### ACTION ITEM
Wherever the word "organizations" occurs in the lines below, copy the whole line.

*** Opening of DATA PROVIDED ***

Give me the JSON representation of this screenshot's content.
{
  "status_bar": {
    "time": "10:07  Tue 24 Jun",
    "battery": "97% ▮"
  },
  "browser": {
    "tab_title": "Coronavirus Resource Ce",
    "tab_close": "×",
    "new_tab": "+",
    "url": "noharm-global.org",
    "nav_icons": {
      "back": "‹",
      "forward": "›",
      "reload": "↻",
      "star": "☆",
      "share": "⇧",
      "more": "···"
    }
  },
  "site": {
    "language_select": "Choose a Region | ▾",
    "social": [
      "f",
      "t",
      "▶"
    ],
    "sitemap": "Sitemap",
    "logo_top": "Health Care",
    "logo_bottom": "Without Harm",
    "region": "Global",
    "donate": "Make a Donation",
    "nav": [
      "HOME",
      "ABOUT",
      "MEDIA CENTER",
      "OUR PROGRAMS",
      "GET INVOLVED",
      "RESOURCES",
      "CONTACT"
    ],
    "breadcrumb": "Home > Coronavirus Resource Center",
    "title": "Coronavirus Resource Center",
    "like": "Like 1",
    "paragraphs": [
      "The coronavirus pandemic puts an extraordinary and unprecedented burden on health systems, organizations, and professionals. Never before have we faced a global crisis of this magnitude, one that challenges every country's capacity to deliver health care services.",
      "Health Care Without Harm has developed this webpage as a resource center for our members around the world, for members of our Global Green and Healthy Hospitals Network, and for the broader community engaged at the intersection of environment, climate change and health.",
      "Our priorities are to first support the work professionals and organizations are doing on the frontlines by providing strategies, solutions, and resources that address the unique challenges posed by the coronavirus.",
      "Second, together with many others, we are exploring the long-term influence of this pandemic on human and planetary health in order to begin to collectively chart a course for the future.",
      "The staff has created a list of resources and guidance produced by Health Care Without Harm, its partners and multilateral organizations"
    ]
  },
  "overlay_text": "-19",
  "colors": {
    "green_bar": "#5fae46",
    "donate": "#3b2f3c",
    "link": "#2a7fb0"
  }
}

*** Close of DATA PROVIDED ***

### SOLUTION TO THIS EXERCISE
      "The coronavirus pandemic puts an extraordinary and unprecedented burden on health systems, organizations, and professionals. Never before have we faced a global crisis of this magnitude, one that challenges every country's capacity to deliver health care services.",
      "Our priorities are to first support the work professionals and organizations are doing on the frontlines by providing strategies, solutions, and resources that address the unique challenges posed by the coronavirus.",
      "The staff has created a list of resources and guidance produced by Health Care Without Harm, its partners and multilateral organizations"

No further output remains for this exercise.